TASK BRIEF: Return every record verbatim.
BEGIN
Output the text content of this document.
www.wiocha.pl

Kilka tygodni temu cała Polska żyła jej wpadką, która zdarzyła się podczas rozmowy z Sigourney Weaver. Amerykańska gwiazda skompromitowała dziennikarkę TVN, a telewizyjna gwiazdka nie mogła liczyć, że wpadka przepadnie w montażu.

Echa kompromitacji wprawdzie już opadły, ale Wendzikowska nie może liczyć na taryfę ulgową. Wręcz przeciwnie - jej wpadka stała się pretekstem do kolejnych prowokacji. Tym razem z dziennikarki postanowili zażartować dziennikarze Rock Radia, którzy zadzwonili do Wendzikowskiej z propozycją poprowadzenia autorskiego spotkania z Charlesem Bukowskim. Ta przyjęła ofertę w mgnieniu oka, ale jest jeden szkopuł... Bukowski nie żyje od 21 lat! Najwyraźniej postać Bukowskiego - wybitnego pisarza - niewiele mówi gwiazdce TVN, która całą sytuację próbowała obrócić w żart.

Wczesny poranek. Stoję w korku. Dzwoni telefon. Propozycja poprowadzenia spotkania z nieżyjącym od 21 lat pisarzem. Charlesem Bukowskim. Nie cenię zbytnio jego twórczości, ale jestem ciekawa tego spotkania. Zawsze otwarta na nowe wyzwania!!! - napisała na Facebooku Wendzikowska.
END
WRITTEN ANSWER:
Output the text content of this document.
www.wiocha.pl

Kilka tygodni temu cała Polska żyła jej wpadką, która zdarzyła się podczas rozmowy z Sigourney Weaver. Amerykańska gwiazda skompromitowała dziennikarkę TVN, a telewizyjna gwiazdka nie mogła liczyć, że wpadka przepadnie w montażu.

Echa kompromitacji wprawdzie już opadły, ale Wendzikowska nie może liczyć na taryfę ulgową. Wręcz przeciwnie - jej wpadka stała się pretekstem do kolejnych prowokacji. Tym razem z dziennikarki postanowili zażartować dziennikarze Rock Radia, którzy zadzwonili do Wendzikowskiej z propozycją poprowadzenia autorskiego spotkania z Charlesem Bukowskim. Ta przyjęła ofertę w mgnieniu oka, ale jest jeden szkopuł... Bukowski nie żyje od 21 lat! Najwyraźniej postać Bukowskiego - wybitnego pisarza - niewiele mówi gwiazdce TVN, która całą sytuację próbowała obrócić w żart.

Wczesny poranek. Stoję w korku. Dzwoni telefon. Propozycja poprowadzenia spotkania z nieżyjącym od 21 lat pisarzem. Charlesem Bukowskim. Nie cenię zbytnio jego twórczości, ale jestem ciekawa tego spotkania. Zawsze otwarta na nowe wyzwania!!! - napisała na Facebooku Wendzikowska.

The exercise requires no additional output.